Data items
=====

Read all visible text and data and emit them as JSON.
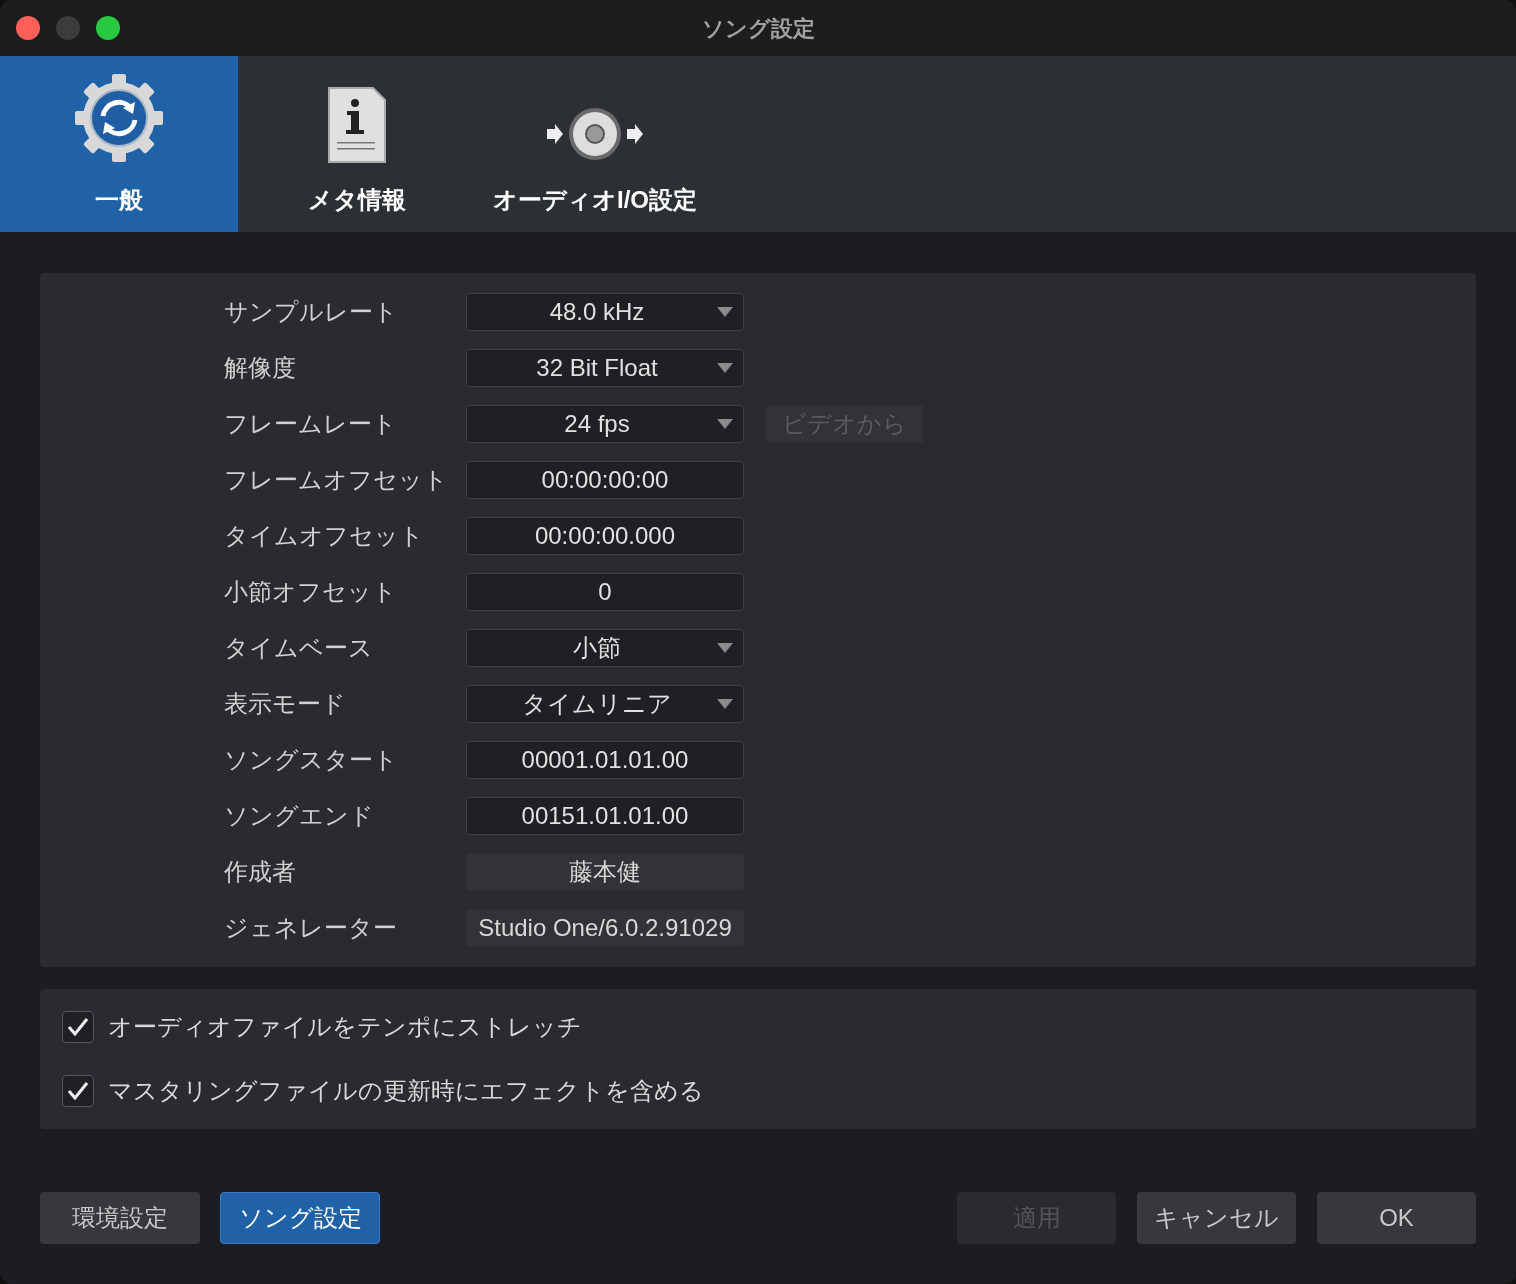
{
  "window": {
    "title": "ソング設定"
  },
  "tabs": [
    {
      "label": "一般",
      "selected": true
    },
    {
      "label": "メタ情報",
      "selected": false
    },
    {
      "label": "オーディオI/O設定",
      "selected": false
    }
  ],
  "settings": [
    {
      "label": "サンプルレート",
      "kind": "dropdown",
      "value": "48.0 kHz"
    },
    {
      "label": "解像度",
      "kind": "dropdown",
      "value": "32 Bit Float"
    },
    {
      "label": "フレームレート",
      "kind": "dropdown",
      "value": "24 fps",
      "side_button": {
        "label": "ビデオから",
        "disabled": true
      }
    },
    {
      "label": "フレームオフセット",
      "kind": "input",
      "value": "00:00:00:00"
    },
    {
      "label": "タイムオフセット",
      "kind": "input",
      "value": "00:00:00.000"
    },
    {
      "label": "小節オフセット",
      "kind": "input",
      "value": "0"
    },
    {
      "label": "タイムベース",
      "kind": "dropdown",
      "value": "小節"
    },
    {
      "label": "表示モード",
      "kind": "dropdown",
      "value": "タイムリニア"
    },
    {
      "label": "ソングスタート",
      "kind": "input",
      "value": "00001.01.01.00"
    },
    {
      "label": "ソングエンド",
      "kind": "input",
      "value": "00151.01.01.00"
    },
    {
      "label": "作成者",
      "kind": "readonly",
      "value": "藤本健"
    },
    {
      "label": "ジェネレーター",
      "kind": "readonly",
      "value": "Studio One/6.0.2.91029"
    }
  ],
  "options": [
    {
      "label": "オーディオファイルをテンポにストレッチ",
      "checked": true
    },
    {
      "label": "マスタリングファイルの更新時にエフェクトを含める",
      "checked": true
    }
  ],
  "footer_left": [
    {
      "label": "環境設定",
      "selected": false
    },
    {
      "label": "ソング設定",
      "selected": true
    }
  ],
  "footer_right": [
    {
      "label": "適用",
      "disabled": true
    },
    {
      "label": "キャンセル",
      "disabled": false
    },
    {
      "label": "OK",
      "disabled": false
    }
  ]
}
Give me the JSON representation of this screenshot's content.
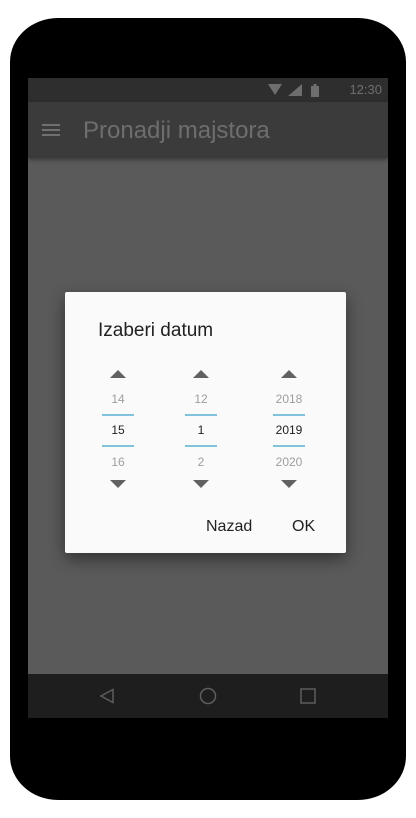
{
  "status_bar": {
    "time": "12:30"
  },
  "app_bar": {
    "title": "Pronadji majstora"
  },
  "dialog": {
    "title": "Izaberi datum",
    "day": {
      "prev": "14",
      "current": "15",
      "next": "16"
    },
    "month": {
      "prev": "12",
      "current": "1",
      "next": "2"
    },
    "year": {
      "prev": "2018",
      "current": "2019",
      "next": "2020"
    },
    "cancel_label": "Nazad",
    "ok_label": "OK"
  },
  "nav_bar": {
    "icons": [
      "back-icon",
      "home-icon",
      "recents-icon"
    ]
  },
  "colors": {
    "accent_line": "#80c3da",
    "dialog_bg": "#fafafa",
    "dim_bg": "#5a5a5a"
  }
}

=====

[STATED GOAL] From the line containing "Give me the" down to the final line of the listing above, write out only those lines exactly as they are, minus the pictures.

[EXERCISE RESULT]
Give me the JSON representation of this screenshot's content.
{
  "status_bar": {
    "time": "12:30"
  },
  "app_bar": {
    "title": "Pronadji majstora"
  },
  "dialog": {
    "title": "Izaberi datum",
    "day": {
      "prev": "14",
      "current": "15",
      "next": "16"
    },
    "month": {
      "prev": "12",
      "current": "1",
      "next": "2"
    },
    "year": {
      "prev": "2018",
      "current": "2019",
      "next": "2020"
    },
    "cancel_label": "Nazad",
    "ok_label": "OK"
  },
  "nav_bar": {
    "icons": [
      "back-icon",
      "home-icon",
      "recents-icon"
    ]
  },
  "colors": {
    "accent_line": "#80c3da",
    "dialog_bg": "#fafafa",
    "dim_bg": "#5a5a5a"
  }
}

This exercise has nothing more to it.